(Records from a collection of figures)
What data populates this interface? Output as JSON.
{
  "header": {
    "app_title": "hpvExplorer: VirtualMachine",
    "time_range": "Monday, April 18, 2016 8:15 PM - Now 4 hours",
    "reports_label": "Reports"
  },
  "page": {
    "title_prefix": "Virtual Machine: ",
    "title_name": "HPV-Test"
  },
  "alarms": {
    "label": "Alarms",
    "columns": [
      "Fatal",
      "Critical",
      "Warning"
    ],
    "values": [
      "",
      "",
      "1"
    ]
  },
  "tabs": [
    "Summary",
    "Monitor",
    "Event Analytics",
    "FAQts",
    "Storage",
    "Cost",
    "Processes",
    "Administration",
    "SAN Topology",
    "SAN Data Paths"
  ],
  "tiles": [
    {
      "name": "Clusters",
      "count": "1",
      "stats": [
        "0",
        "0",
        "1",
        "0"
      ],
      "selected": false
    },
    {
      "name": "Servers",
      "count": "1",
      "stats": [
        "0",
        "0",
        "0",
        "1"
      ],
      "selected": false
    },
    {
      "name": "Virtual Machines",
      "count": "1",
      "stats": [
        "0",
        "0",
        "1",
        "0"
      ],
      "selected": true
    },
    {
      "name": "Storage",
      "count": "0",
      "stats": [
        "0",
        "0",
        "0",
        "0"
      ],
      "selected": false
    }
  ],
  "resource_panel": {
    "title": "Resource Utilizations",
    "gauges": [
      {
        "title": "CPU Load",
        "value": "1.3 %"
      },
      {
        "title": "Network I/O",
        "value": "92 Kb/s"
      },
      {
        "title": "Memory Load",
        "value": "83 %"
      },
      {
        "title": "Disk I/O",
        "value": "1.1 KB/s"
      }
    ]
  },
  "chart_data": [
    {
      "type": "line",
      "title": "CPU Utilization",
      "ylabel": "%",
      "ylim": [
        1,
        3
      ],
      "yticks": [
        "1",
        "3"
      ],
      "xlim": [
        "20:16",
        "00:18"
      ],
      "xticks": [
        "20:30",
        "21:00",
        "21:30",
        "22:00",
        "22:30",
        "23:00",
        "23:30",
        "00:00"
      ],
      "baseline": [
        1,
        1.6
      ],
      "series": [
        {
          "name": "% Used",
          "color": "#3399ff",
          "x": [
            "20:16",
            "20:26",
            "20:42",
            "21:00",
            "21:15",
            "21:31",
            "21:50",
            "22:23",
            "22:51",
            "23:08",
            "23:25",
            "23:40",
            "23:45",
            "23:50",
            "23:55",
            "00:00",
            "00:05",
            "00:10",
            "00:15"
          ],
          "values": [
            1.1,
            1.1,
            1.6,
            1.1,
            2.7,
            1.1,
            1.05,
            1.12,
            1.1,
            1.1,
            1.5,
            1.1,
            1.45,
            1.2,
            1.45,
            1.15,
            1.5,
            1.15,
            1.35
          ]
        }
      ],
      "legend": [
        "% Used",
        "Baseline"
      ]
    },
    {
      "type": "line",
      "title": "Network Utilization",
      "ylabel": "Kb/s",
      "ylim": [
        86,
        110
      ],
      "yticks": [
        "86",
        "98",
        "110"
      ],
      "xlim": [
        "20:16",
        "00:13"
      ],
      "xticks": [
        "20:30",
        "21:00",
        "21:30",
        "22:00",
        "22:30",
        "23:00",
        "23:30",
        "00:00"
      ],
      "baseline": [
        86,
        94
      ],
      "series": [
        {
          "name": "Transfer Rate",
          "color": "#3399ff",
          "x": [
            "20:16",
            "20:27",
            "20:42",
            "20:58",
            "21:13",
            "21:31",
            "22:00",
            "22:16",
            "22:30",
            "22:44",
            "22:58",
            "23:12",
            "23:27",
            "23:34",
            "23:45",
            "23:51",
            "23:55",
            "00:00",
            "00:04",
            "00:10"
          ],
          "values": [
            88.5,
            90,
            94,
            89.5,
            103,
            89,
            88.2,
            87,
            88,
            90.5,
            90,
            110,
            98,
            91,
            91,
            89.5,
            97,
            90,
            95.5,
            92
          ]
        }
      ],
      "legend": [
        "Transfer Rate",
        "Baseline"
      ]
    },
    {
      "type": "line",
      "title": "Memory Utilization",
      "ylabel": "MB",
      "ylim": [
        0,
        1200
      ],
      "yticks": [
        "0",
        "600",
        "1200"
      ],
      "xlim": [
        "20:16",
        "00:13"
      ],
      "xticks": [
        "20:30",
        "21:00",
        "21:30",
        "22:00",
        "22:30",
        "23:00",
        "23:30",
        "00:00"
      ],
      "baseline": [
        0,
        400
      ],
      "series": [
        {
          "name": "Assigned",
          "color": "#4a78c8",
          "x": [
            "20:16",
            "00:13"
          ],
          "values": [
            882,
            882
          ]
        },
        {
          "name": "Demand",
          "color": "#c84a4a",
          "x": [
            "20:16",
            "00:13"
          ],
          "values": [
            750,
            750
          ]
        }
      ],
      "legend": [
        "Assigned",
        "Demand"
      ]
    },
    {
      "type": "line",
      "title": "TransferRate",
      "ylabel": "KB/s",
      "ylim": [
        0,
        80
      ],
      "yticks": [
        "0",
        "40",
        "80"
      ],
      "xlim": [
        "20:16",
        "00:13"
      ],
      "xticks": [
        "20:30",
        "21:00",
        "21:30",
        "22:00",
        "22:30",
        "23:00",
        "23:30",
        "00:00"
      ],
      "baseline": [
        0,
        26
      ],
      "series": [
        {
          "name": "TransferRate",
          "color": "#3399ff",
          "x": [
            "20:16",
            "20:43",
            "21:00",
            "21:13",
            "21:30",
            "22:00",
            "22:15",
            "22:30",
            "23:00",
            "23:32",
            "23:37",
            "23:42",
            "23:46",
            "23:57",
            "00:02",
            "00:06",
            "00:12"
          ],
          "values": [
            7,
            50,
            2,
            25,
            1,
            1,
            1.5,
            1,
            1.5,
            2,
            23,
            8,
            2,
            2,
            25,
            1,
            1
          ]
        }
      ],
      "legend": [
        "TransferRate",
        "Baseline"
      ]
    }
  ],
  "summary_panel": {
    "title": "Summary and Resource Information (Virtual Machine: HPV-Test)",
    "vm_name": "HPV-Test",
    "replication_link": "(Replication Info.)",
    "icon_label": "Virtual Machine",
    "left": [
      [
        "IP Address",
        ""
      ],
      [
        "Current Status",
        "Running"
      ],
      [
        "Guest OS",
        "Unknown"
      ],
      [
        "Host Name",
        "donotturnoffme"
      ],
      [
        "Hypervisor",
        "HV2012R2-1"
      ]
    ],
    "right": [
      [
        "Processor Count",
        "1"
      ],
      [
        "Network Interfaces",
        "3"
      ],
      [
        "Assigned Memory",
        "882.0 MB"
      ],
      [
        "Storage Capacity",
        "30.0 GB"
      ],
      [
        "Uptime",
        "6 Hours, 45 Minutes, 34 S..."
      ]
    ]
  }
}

*WHAT THE EXERCISE ASKS*
Copy the records above exactly as they appear.

*SOLUTION TO THIS EXERCISE*
What data populates this interface? Output as JSON.
{
  "header": {
    "app_title": "hpvExplorer: VirtualMachine",
    "time_range": "Monday, April 18, 2016 8:15 PM - Now 4 hours",
    "reports_label": "Reports"
  },
  "page": {
    "title_prefix": "Virtual Machine: ",
    "title_name": "HPV-Test"
  },
  "alarms": {
    "label": "Alarms",
    "columns": [
      "Fatal",
      "Critical",
      "Warning"
    ],
    "values": [
      "",
      "",
      "1"
    ]
  },
  "tabs": [
    "Summary",
    "Monitor",
    "Event Analytics",
    "FAQts",
    "Storage",
    "Cost",
    "Processes",
    "Administration",
    "SAN Topology",
    "SAN Data Paths"
  ],
  "tiles": [
    {
      "name": "Clusters",
      "count": "1",
      "stats": [
        "0",
        "0",
        "1",
        "0"
      ],
      "selected": false
    },
    {
      "name": "Servers",
      "count": "1",
      "stats": [
        "0",
        "0",
        "0",
        "1"
      ],
      "selected": false
    },
    {
      "name": "Virtual Machines",
      "count": "1",
      "stats": [
        "0",
        "0",
        "1",
        "0"
      ],
      "selected": true
    },
    {
      "name": "Storage",
      "count": "0",
      "stats": [
        "0",
        "0",
        "0",
        "0"
      ],
      "selected": false
    }
  ],
  "resource_panel": {
    "title": "Resource Utilizations",
    "gauges": [
      {
        "title": "CPU Load",
        "value": "1.3 %"
      },
      {
        "title": "Network I/O",
        "value": "92 Kb/s"
      },
      {
        "title": "Memory Load",
        "value": "83 %"
      },
      {
        "title": "Disk I/O",
        "value": "1.1 KB/s"
      }
    ]
  },
  "chart_data": [
    {
      "type": "line",
      "title": "CPU Utilization",
      "ylabel": "%",
      "ylim": [
        1,
        3
      ],
      "yticks": [
        "1",
        "3"
      ],
      "xlim": [
        "20:16",
        "00:18"
      ],
      "xticks": [
        "20:30",
        "21:00",
        "21:30",
        "22:00",
        "22:30",
        "23:00",
        "23:30",
        "00:00"
      ],
      "baseline": [
        1,
        1.6
      ],
      "series": [
        {
          "name": "% Used",
          "color": "#3399ff",
          "x": [
            "20:16",
            "20:26",
            "20:42",
            "21:00",
            "21:15",
            "21:31",
            "21:50",
            "22:23",
            "22:51",
            "23:08",
            "23:25",
            "23:40",
            "23:45",
            "23:50",
            "23:55",
            "00:00",
            "00:05",
            "00:10",
            "00:15"
          ],
          "values": [
            1.1,
            1.1,
            1.6,
            1.1,
            2.7,
            1.1,
            1.05,
            1.12,
            1.1,
            1.1,
            1.5,
            1.1,
            1.45,
            1.2,
            1.45,
            1.15,
            1.5,
            1.15,
            1.35
          ]
        }
      ],
      "legend": [
        "% Used",
        "Baseline"
      ]
    },
    {
      "type": "line",
      "title": "Network Utilization",
      "ylabel": "Kb/s",
      "ylim": [
        86,
        110
      ],
      "yticks": [
        "86",
        "98",
        "110"
      ],
      "xlim": [
        "20:16",
        "00:13"
      ],
      "xticks": [
        "20:30",
        "21:00",
        "21:30",
        "22:00",
        "22:30",
        "23:00",
        "23:30",
        "00:00"
      ],
      "baseline": [
        86,
        94
      ],
      "series": [
        {
          "name": "Transfer Rate",
          "color": "#3399ff",
          "x": [
            "20:16",
            "20:27",
            "20:42",
            "20:58",
            "21:13",
            "21:31",
            "22:00",
            "22:16",
            "22:30",
            "22:44",
            "22:58",
            "23:12",
            "23:27",
            "23:34",
            "23:45",
            "23:51",
            "23:55",
            "00:00",
            "00:04",
            "00:10"
          ],
          "values": [
            88.5,
            90,
            94,
            89.5,
            103,
            89,
            88.2,
            87,
            88,
            90.5,
            90,
            110,
            98,
            91,
            91,
            89.5,
            97,
            90,
            95.5,
            92
          ]
        }
      ],
      "legend": [
        "Transfer Rate",
        "Baseline"
      ]
    },
    {
      "type": "line",
      "title": "Memory Utilization",
      "ylabel": "MB",
      "ylim": [
        0,
        1200
      ],
      "yticks": [
        "0",
        "600",
        "1200"
      ],
      "xlim": [
        "20:16",
        "00:13"
      ],
      "xticks": [
        "20:30",
        "21:00",
        "21:30",
        "22:00",
        "22:30",
        "23:00",
        "23:30",
        "00:00"
      ],
      "baseline": [
        0,
        400
      ],
      "series": [
        {
          "name": "Assigned",
          "color": "#4a78c8",
          "x": [
            "20:16",
            "00:13"
          ],
          "values": [
            882,
            882
          ]
        },
        {
          "name": "Demand",
          "color": "#c84a4a",
          "x": [
            "20:16",
            "00:13"
          ],
          "values": [
            750,
            750
          ]
        }
      ],
      "legend": [
        "Assigned",
        "Demand"
      ]
    },
    {
      "type": "line",
      "title": "TransferRate",
      "ylabel": "KB/s",
      "ylim": [
        0,
        80
      ],
      "yticks": [
        "0",
        "40",
        "80"
      ],
      "xlim": [
        "20:16",
        "00:13"
      ],
      "xticks": [
        "20:30",
        "21:00",
        "21:30",
        "22:00",
        "22:30",
        "23:00",
        "23:30",
        "00:00"
      ],
      "baseline": [
        0,
        26
      ],
      "series": [
        {
          "name": "TransferRate",
          "color": "#3399ff",
          "x": [
            "20:16",
            "20:43",
            "21:00",
            "21:13",
            "21:30",
            "22:00",
            "22:15",
            "22:30",
            "23:00",
            "23:32",
            "23:37",
            "23:42",
            "23:46",
            "23:57",
            "00:02",
            "00:06",
            "00:12"
          ],
          "values": [
            7,
            50,
            2,
            25,
            1,
            1,
            1.5,
            1,
            1.5,
            2,
            23,
            8,
            2,
            2,
            25,
            1,
            1
          ]
        }
      ],
      "legend": [
        "TransferRate",
        "Baseline"
      ]
    }
  ],
  "summary_panel": {
    "title": "Summary and Resource Information (Virtual Machine: HPV-Test)",
    "vm_name": "HPV-Test",
    "replication_link": "(Replication Info.)",
    "icon_label": "Virtual Machine",
    "left": [
      [
        "IP Address",
        ""
      ],
      [
        "Current Status",
        "Running"
      ],
      [
        "Guest OS",
        "Unknown"
      ],
      [
        "Host Name",
        "donotturnoffme"
      ],
      [
        "Hypervisor",
        "HV2012R2-1"
      ]
    ],
    "right": [
      [
        "Processor Count",
        "1"
      ],
      [
        "Network Interfaces",
        "3"
      ],
      [
        "Assigned Memory",
        "882.0 MB"
      ],
      [
        "Storage Capacity",
        "30.0 GB"
      ],
      [
        "Uptime",
        "6 Hours, 45 Minutes, 34 S..."
      ]
    ]
  }
}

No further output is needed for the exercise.